_What needs to be done_: Repeat, word for word, the line with "Convert this screenshot" and each one after it to the end. No picture goes into the copy.

[Extracted data entries]

————

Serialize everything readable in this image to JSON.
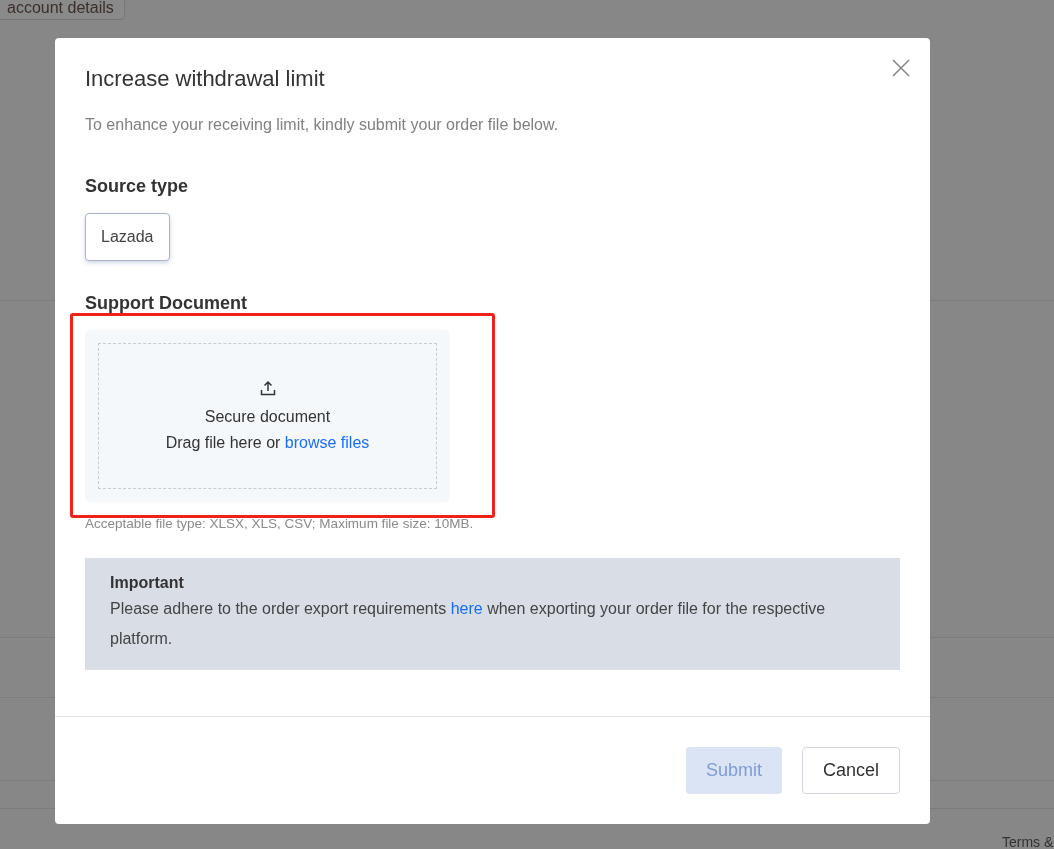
{
  "background": {
    "account_button": "account details",
    "footer_link": "Terms &"
  },
  "dialog": {
    "title": "Increase withdrawal limit",
    "subtitle": "To enhance your receiving limit, kindly submit your order file below.",
    "source_type": {
      "label": "Source type",
      "options": [
        {
          "label": "Lazada",
          "selected": true
        }
      ]
    },
    "support_document": {
      "label": "Support Document",
      "upload_title": "Secure document",
      "upload_prompt": "Drag file here or",
      "browse_link": "browse files",
      "hint": "Acceptable file type: XLSX, XLS, CSV; Maximum file size: 10MB.",
      "highlighted": true
    },
    "notice": {
      "title": "Important",
      "text_before": "Please adhere to the order export requirements",
      "link": "here",
      "text_after": "when exporting your order file for the respective platform."
    },
    "buttons": [
      {
        "label": "Submit",
        "kind": "primary",
        "disabled": true
      },
      {
        "label": "Cancel",
        "kind": "secondary",
        "disabled": false
      }
    ]
  }
}
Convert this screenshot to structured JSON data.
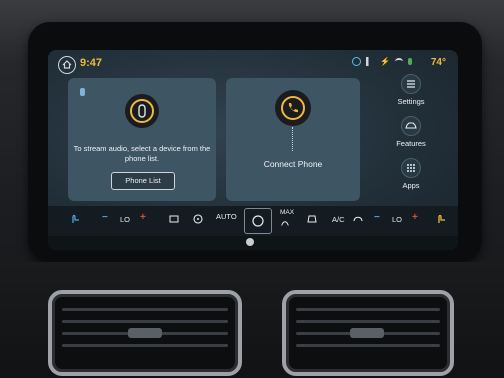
{
  "status_bar": {
    "time": "9:47",
    "outside_temp": "74°"
  },
  "audio_card": {
    "message": "To stream audio, select a device from the phone list.",
    "button_label": "Phone List"
  },
  "phone_card": {
    "label": "Connect Phone"
  },
  "right_menu": {
    "items": [
      {
        "label": "Settings",
        "icon": "sliders-icon"
      },
      {
        "label": "Features",
        "icon": "car-icon"
      },
      {
        "label": "Apps",
        "icon": "apps-grid-icon"
      }
    ]
  },
  "climate_bar": {
    "driver_minus": "−",
    "driver_lo": "LO",
    "driver_plus": "+",
    "auto": "AUTO",
    "max": "MAX",
    "ac": "A/C",
    "passenger_minus": "−",
    "passenger_lo": "LO",
    "passenger_plus": "+"
  },
  "colors": {
    "accent": "#f0b93a",
    "card": "#3e5563",
    "heat": "#e04a3a",
    "cool": "#4da3e0"
  }
}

————

_Reply to the exercise_:
Convert this screenshot to structured JSON data.
{
  "status_bar": {
    "time": "9:47",
    "outside_temp": "74°"
  },
  "audio_card": {
    "message": "To stream audio, select a device from the phone list.",
    "button_label": "Phone List"
  },
  "phone_card": {
    "label": "Connect Phone"
  },
  "right_menu": {
    "items": [
      {
        "label": "Settings",
        "icon": "sliders-icon"
      },
      {
        "label": "Features",
        "icon": "car-icon"
      },
      {
        "label": "Apps",
        "icon": "apps-grid-icon"
      }
    ]
  },
  "climate_bar": {
    "driver_minus": "−",
    "driver_lo": "LO",
    "driver_plus": "+",
    "auto": "AUTO",
    "max": "MAX",
    "ac": "A/C",
    "passenger_minus": "−",
    "passenger_lo": "LO",
    "passenger_plus": "+"
  },
  "colors": {
    "accent": "#f0b93a",
    "card": "#3e5563",
    "heat": "#e04a3a",
    "cool": "#4da3e0"
  }
}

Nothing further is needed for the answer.